_TASK TO COMPLETE_
List, from the lines below, each one with "this" in it.

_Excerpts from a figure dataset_
[START]

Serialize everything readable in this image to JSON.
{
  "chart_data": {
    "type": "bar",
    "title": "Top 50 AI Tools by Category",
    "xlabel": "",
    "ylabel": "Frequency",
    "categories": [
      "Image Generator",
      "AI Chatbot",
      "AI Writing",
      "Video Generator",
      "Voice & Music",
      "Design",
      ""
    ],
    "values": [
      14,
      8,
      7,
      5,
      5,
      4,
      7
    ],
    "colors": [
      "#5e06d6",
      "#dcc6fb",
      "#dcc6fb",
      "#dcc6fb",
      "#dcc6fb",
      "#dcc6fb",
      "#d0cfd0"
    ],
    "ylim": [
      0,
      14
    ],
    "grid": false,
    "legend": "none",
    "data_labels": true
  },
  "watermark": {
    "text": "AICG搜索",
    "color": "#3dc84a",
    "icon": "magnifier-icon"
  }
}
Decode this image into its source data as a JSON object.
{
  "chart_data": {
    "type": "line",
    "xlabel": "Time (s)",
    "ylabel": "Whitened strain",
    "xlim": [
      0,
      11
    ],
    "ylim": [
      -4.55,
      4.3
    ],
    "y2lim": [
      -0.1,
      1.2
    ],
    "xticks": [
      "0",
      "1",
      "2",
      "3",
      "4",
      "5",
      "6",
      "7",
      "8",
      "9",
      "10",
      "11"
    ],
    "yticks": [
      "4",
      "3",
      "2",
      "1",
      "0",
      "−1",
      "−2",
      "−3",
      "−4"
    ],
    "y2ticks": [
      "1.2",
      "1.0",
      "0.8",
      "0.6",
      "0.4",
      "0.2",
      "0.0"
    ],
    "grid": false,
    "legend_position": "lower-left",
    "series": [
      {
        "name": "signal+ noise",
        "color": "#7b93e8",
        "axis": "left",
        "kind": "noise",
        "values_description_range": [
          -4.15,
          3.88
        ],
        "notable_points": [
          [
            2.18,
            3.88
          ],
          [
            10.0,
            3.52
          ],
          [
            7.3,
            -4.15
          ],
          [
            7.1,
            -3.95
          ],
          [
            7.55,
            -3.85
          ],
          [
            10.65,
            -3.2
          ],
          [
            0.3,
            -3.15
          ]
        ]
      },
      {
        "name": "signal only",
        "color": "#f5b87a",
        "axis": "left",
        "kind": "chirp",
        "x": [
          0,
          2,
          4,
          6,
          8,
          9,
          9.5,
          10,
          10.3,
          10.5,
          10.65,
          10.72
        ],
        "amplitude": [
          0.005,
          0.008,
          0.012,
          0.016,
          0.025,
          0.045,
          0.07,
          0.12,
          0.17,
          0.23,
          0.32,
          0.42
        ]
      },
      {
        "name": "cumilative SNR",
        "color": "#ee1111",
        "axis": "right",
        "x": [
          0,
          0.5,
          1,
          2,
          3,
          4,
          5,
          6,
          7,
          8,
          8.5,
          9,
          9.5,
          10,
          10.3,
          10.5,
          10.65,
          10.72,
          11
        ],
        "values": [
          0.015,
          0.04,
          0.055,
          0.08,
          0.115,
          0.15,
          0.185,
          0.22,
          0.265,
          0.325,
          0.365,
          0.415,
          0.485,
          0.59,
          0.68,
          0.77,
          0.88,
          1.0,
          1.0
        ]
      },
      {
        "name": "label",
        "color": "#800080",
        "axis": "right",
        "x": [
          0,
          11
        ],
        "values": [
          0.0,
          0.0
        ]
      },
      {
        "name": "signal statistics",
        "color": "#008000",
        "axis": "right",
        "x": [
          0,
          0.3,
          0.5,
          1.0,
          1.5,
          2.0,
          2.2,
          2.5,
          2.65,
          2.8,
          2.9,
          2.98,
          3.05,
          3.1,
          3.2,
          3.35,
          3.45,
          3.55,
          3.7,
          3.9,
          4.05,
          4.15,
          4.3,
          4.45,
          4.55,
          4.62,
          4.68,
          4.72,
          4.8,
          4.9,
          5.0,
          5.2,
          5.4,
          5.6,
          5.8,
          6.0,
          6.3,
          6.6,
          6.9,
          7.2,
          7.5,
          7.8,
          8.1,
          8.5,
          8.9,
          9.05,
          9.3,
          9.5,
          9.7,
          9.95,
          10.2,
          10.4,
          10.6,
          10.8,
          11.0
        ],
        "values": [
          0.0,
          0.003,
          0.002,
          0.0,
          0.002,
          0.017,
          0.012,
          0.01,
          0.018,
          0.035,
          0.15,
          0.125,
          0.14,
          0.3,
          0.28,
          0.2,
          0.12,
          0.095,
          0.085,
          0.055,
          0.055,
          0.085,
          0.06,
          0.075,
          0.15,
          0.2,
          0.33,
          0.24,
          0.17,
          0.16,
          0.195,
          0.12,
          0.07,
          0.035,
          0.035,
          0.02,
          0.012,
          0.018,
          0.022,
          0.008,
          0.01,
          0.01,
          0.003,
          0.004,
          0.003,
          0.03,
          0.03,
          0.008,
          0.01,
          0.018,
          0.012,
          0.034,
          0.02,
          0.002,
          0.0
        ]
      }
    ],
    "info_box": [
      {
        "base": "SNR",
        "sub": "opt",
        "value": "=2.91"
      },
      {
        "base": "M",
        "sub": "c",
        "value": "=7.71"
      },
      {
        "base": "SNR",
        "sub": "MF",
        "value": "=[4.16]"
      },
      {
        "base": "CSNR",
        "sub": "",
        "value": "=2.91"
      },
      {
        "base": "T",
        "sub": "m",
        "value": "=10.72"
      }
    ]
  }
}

[END]
[START]

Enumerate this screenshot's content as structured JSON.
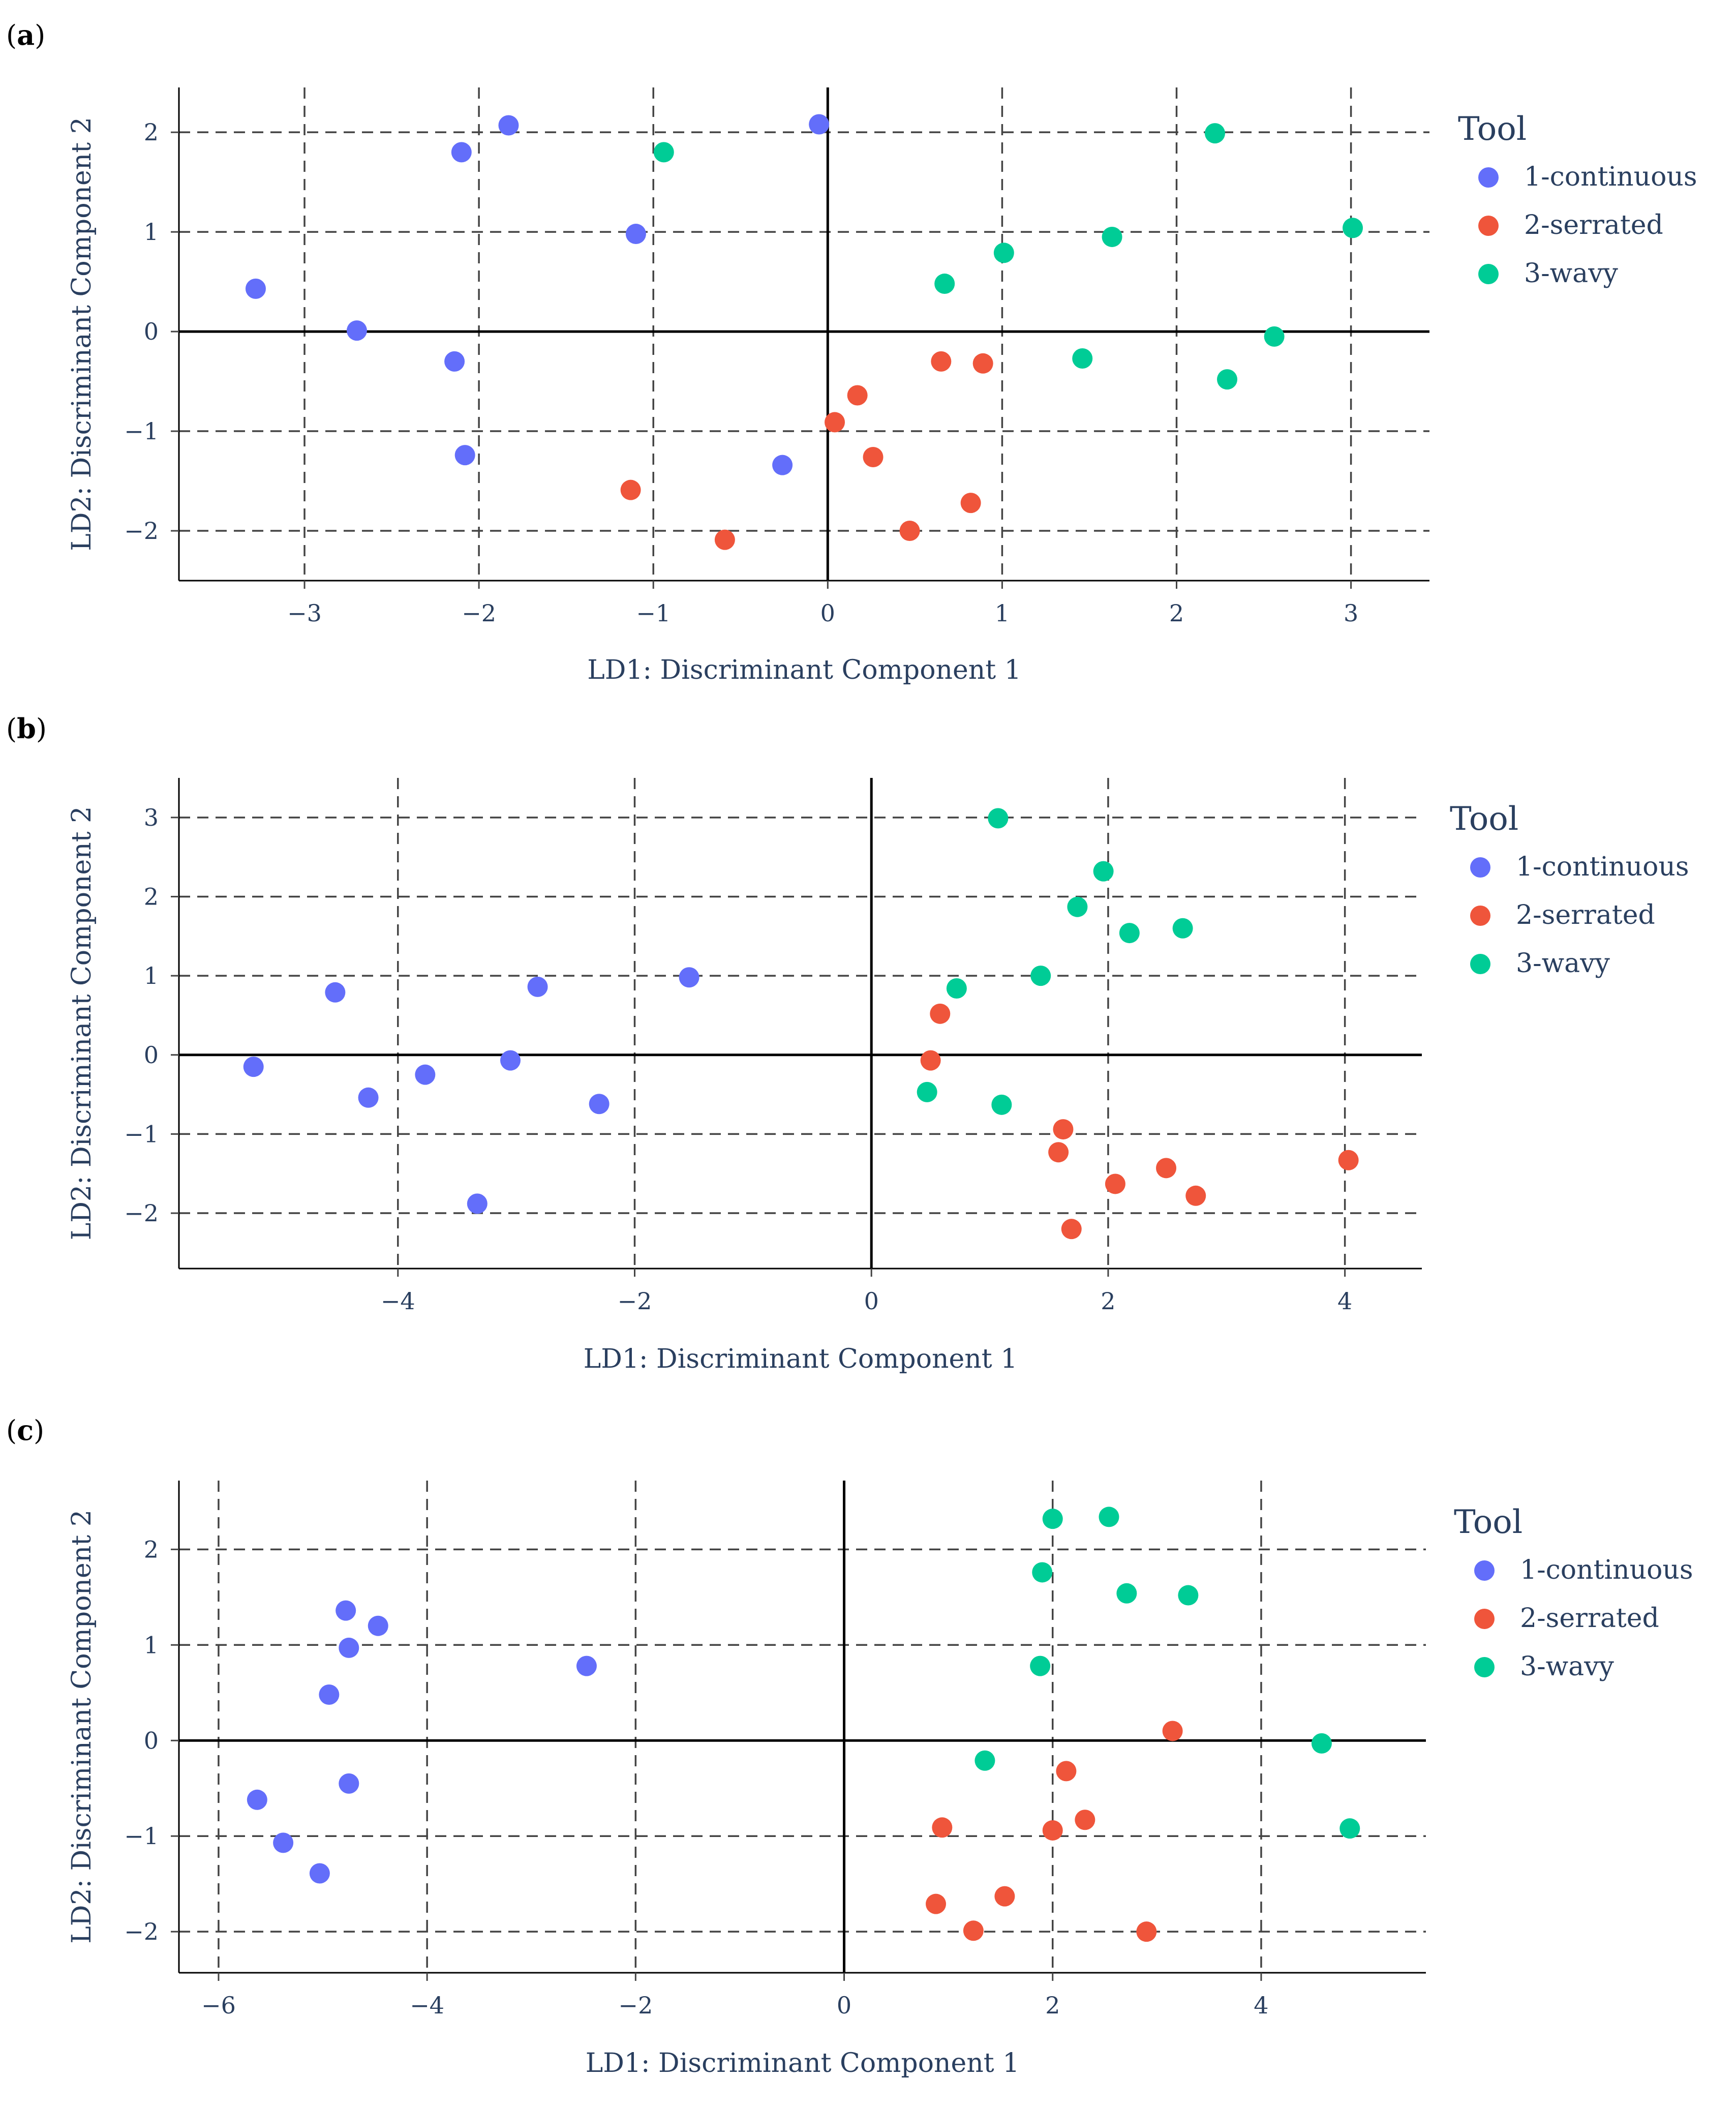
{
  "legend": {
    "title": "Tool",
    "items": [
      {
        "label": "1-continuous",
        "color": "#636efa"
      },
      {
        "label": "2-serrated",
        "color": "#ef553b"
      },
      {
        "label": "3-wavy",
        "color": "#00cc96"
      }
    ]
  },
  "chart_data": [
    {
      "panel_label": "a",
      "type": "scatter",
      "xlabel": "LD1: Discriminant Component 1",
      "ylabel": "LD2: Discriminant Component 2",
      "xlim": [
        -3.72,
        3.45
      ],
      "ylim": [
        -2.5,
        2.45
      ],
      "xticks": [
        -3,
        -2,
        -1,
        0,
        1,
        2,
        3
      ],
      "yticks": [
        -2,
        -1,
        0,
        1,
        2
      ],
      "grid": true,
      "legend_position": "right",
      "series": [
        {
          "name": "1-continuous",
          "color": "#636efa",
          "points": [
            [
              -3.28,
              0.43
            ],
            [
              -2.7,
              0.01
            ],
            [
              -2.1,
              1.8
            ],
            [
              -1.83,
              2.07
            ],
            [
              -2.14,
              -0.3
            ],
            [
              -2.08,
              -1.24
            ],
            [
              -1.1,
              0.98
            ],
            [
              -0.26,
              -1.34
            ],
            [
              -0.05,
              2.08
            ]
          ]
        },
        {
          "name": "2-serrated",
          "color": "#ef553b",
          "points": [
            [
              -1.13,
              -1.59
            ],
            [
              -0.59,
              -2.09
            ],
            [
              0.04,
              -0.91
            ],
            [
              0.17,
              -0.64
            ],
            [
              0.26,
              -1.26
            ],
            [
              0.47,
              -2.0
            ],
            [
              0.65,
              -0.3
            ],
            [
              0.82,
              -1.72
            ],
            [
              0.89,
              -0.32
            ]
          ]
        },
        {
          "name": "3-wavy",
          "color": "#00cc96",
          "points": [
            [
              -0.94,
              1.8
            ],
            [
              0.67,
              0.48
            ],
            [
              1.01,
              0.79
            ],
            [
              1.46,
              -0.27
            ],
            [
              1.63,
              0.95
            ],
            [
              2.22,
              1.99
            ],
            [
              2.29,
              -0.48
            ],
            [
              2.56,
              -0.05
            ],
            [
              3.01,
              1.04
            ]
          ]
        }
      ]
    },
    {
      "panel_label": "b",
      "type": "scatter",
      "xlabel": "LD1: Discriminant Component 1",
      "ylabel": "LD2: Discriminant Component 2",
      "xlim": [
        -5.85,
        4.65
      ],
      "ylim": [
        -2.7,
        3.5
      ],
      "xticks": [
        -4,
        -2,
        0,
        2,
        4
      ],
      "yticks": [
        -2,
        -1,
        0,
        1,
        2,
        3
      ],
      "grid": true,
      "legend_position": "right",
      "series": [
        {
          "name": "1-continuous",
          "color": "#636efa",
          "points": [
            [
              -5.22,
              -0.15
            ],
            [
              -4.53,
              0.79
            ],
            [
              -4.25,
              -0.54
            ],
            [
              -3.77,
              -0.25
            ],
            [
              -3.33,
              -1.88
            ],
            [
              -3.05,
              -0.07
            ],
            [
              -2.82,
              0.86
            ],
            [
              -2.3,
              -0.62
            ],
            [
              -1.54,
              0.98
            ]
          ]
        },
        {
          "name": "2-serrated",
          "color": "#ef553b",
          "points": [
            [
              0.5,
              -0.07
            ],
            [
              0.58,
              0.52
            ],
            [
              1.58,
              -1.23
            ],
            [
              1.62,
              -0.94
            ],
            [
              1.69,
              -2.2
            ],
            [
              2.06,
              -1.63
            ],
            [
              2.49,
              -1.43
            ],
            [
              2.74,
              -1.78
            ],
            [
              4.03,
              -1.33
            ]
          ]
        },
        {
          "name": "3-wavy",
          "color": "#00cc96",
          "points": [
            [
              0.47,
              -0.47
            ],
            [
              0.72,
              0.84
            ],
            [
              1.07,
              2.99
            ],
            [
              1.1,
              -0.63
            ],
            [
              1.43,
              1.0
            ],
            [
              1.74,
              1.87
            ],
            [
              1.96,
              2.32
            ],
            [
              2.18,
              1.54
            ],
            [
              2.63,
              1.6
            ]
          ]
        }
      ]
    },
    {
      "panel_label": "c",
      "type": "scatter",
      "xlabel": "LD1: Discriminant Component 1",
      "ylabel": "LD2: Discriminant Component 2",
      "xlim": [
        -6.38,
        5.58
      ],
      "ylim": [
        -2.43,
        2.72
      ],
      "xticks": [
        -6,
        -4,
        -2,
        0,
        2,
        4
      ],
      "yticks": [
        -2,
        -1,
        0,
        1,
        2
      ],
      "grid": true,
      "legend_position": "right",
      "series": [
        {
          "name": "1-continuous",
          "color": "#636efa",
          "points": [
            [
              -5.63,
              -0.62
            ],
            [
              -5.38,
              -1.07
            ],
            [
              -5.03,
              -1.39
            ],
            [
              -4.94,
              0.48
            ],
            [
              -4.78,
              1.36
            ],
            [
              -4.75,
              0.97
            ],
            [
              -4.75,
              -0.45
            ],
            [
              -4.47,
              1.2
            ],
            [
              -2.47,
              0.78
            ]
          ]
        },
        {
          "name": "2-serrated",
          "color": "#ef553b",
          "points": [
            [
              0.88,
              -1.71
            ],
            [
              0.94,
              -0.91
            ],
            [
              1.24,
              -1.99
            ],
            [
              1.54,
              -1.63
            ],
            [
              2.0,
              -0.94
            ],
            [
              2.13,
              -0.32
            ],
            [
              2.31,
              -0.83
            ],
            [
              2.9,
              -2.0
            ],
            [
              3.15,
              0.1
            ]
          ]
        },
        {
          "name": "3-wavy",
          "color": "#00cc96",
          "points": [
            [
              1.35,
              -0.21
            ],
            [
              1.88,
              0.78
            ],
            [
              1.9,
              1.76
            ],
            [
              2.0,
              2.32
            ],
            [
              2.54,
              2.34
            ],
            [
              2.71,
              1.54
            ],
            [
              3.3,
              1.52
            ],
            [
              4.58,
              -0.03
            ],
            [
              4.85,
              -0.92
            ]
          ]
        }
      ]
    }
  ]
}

[END]

_TASK RESPONSE_
Serialize everything readable in this image to JSON.
Decode this image into its source data as a JSON object.
Enumerate this screenshot's content as structured JSON.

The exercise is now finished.